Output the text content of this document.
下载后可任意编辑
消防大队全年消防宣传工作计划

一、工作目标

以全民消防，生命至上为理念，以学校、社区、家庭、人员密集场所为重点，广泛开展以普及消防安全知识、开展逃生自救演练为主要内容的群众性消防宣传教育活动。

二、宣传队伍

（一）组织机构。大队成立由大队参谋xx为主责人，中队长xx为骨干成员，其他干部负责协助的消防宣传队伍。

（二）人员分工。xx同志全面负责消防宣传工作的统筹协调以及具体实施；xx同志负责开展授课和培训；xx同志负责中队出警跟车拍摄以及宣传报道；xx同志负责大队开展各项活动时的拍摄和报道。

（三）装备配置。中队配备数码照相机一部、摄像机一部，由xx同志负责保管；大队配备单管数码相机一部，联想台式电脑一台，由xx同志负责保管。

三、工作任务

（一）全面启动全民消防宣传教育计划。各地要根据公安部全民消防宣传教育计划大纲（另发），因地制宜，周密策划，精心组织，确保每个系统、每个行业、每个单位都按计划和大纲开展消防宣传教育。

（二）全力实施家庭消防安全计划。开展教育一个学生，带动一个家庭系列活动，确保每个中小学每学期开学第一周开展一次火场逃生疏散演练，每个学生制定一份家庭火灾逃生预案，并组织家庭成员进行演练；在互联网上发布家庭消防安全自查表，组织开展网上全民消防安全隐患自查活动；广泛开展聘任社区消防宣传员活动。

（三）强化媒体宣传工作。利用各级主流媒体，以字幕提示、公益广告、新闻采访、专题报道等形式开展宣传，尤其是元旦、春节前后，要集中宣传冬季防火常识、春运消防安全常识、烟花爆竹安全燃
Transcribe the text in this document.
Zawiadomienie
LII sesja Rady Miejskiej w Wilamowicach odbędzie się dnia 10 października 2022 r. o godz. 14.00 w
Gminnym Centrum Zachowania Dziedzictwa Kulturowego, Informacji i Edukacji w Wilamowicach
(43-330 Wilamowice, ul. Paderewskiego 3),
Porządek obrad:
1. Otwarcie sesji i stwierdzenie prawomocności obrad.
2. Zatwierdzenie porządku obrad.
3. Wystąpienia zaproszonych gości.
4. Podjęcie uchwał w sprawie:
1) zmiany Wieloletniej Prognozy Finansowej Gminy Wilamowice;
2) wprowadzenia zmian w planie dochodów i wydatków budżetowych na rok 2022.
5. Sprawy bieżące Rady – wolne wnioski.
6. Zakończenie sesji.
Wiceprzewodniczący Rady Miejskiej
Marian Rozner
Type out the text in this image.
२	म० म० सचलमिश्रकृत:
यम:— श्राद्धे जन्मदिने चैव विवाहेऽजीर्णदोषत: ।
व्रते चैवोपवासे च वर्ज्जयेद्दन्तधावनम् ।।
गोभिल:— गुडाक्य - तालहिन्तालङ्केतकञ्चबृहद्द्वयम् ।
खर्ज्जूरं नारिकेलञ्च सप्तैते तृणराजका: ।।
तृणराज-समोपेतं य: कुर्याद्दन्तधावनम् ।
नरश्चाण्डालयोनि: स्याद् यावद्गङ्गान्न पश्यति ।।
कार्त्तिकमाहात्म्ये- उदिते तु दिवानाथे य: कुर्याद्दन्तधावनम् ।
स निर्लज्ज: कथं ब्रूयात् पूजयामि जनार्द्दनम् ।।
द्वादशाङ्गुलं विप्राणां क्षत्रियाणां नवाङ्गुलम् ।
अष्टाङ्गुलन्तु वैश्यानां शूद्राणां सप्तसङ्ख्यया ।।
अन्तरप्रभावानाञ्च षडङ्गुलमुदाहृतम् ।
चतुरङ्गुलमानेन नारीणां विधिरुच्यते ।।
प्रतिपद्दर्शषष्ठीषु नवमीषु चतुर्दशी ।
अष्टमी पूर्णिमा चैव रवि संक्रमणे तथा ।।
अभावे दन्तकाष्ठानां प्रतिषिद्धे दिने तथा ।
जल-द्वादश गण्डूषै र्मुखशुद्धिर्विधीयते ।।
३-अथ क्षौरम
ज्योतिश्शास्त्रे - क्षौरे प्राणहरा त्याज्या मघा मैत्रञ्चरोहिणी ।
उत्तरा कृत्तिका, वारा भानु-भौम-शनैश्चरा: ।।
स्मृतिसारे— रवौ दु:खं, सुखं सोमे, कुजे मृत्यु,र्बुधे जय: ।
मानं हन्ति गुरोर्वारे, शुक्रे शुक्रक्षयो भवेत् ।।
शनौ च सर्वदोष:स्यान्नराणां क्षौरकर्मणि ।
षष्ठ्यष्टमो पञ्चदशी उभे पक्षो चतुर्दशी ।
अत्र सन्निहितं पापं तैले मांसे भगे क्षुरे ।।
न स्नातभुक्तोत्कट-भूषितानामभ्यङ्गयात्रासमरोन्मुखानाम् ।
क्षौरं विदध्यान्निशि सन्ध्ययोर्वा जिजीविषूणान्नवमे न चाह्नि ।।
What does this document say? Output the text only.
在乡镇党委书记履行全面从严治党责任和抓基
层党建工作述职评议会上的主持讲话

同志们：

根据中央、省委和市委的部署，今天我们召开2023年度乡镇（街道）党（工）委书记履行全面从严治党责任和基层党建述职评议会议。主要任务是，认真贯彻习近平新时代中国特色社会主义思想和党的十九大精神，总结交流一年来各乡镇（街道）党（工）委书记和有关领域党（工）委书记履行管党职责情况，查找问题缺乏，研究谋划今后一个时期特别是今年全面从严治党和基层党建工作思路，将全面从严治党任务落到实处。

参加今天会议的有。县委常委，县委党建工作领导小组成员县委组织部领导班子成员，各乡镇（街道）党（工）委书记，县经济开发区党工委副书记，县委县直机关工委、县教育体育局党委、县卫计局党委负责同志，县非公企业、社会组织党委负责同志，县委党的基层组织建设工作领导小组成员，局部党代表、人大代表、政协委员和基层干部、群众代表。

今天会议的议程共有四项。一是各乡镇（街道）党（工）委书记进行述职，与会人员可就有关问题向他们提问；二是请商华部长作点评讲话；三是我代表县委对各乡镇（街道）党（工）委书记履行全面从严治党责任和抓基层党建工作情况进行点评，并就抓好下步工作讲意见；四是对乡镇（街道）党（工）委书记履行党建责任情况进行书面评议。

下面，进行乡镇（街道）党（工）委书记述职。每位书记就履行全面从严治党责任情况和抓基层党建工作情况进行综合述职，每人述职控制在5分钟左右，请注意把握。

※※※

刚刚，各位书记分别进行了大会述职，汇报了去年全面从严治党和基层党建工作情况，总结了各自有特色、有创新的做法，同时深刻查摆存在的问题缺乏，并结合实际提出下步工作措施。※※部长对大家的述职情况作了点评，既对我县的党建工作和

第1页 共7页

═══

Beginning at the line where "What does this" appears, extract each line through the end of the data above; keep them exact and include nothing else.

What does this document say? Output the text only.
在乡镇党委书记履行全面从严治党责任和抓基
层党建工作述职评议会上的主持讲话

同志们：

根据中央、省委和市委的部署，今天我们召开2023年度乡镇（街道）党（工）委书记履行全面从严治党责任和基层党建述职评议会议。主要任务是，认真贯彻习近平新时代中国特色社会主义思想和党的十九大精神，总结交流一年来各乡镇（街道）党（工）委书记和有关领域党（工）委书记履行管党职责情况，查找问题缺乏，研究谋划今后一个时期特别是今年全面从严治党和基层党建工作思路，将全面从严治党任务落到实处。

参加今天会议的有。县委常委，县委党建工作领导小组成员县委组织部领导班子成员，各乡镇（街道）党（工）委书记，县经济开发区党工委副书记，县委县直机关工委、县教育体育局党委、县卫计局党委负责同志，县非公企业、社会组织党委负责同志，县委党的基层组织建设工作领导小组成员，局部党代表、人大代表、政协委员和基层干部、群众代表。

今天会议的议程共有四项。一是各乡镇（街道）党（工）委书记进行述职，与会人员可就有关问题向他们提问；二是请商华部长作点评讲话；三是我代表县委对各乡镇（街道）党（工）委书记履行全面从严治党责任和抓基层党建工作情况进行点评，并就抓好下步工作讲意见；四是对乡镇（街道）党（工）委书记履行党建责任情况进行书面评议。

下面，进行乡镇（街道）党（工）委书记述职。每位书记就履行全面从严治党责任情况和抓基层党建工作情况进行综合述职，每人述职控制在5分钟左右，请注意把握。

※※※

刚刚，各位书记分别进行了大会述职，汇报了去年全面从严治党和基层党建工作情况，总结了各自有特色、有创新的做法，同时深刻查摆存在的问题缺乏，并结合实际提出下步工作措施。※※部长对大家的述职情况作了点评，既对我县的党建工作和

第1页 共7页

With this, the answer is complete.